TASK INSTRUCTIONS: Set the data down again, exactly as it reads, but without the pictures.

EXERCISE MATERIALS:
<<<<
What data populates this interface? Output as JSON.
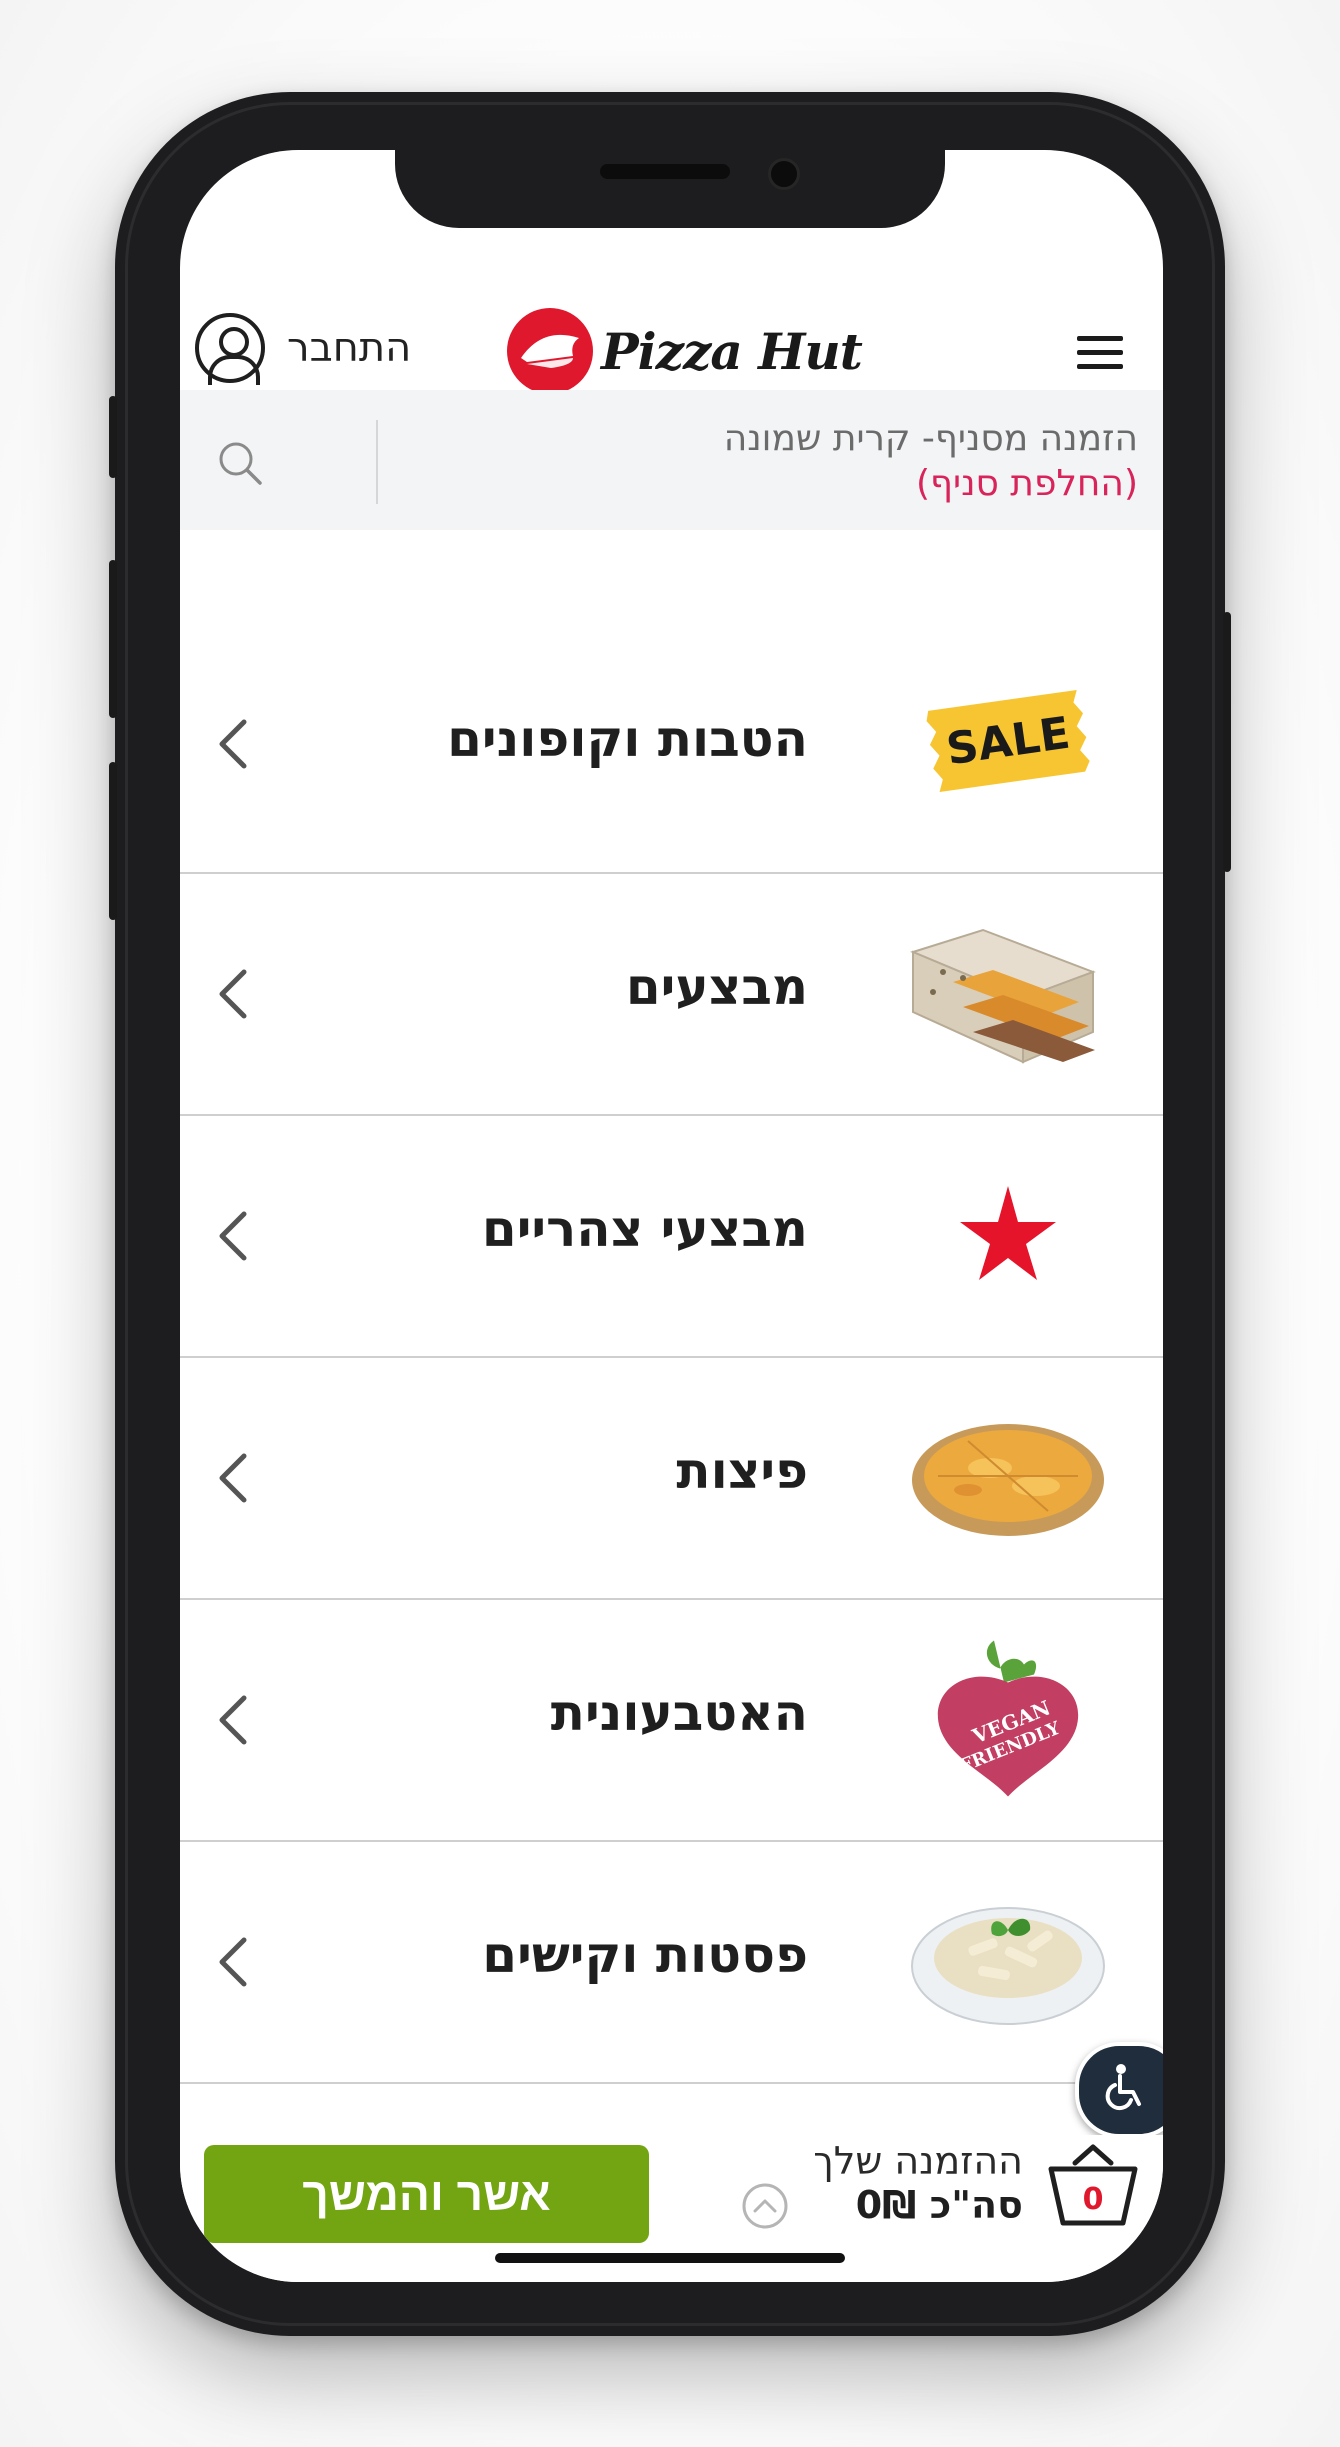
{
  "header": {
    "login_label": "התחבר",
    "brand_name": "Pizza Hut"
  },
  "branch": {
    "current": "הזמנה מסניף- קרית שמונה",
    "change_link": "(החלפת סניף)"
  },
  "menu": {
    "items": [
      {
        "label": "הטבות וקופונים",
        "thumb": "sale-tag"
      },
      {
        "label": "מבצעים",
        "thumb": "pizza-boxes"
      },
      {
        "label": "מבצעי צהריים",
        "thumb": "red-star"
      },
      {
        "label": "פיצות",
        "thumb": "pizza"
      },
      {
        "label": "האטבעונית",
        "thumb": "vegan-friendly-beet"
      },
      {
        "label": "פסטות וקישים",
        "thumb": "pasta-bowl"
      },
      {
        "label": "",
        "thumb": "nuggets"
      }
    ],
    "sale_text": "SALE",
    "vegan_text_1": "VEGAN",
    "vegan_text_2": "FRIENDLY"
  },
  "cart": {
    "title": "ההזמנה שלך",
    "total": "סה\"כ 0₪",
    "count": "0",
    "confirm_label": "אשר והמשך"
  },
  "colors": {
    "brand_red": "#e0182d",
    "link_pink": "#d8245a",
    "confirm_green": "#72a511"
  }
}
>>>>
WRITTEN RESPONSE:
What data populates this interface? Output as JSON.
{
  "header": {
    "login_label": "התחבר",
    "brand_name": "Pizza Hut"
  },
  "branch": {
    "current": "הזמנה מסניף- קרית שמונה",
    "change_link": "(החלפת סניף)"
  },
  "menu": {
    "items": [
      {
        "label": "הטבות וקופונים",
        "thumb": "sale-tag"
      },
      {
        "label": "מבצעים",
        "thumb": "pizza-boxes"
      },
      {
        "label": "מבצעי צהריים",
        "thumb": "red-star"
      },
      {
        "label": "פיצות",
        "thumb": "pizza"
      },
      {
        "label": "האטבעונית",
        "thumb": "vegan-friendly-beet"
      },
      {
        "label": "פסטות וקישים",
        "thumb": "pasta-bowl"
      },
      {
        "label": "",
        "thumb": "nuggets"
      }
    ],
    "sale_text": "SALE",
    "vegan_text_1": "VEGAN",
    "vegan_text_2": "FRIENDLY"
  },
  "cart": {
    "title": "ההזמנה שלך",
    "total": "סה\"כ 0₪",
    "count": "0",
    "confirm_label": "אשר והמשך"
  },
  "colors": {
    "brand_red": "#e0182d",
    "link_pink": "#d8245a",
    "confirm_green": "#72a511"
  }
}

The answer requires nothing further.